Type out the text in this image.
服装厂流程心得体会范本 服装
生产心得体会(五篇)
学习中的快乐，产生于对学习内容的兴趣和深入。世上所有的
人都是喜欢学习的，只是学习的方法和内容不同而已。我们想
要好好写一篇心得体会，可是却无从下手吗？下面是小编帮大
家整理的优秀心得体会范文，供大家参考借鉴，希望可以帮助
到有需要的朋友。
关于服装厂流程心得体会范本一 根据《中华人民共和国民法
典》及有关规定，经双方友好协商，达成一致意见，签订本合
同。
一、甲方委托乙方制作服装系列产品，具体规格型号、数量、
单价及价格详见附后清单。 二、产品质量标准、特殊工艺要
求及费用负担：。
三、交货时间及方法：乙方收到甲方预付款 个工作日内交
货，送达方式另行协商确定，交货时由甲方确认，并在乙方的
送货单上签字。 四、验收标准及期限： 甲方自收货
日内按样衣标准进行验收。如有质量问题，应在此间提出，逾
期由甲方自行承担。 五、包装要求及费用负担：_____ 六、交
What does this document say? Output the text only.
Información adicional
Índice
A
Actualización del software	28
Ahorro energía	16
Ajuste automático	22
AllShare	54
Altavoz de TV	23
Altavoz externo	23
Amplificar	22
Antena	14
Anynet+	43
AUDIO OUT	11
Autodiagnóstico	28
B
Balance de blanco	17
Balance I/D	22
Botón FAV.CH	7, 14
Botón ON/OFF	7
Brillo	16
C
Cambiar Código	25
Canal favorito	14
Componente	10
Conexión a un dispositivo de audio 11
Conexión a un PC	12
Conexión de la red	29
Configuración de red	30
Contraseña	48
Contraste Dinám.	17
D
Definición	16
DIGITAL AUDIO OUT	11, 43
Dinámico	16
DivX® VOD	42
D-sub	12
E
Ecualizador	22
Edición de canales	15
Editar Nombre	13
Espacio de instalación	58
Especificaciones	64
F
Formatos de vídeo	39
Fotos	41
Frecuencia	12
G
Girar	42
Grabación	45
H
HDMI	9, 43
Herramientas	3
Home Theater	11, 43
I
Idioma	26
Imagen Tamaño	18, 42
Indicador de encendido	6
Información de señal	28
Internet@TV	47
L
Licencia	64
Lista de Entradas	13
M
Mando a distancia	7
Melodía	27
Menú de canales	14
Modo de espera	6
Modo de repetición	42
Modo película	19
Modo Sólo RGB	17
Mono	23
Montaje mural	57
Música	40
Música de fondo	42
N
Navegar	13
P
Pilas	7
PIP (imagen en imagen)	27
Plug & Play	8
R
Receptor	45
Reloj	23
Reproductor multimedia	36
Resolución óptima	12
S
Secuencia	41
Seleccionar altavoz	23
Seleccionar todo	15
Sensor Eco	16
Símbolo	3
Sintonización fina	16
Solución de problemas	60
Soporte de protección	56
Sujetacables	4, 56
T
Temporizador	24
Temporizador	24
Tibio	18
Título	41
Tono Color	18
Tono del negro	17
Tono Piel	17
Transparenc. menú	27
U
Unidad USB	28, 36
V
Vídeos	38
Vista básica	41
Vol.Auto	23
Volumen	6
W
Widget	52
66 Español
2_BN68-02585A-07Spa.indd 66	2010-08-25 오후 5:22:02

◆ ◆ ◆

** Written request **
Using the records above, pull out each line where the word "Conexión" occurs.

** Reply to the task **
Conexión a un dispositivo de audio 11
Conexión a un PC	12
Conexión de la red	29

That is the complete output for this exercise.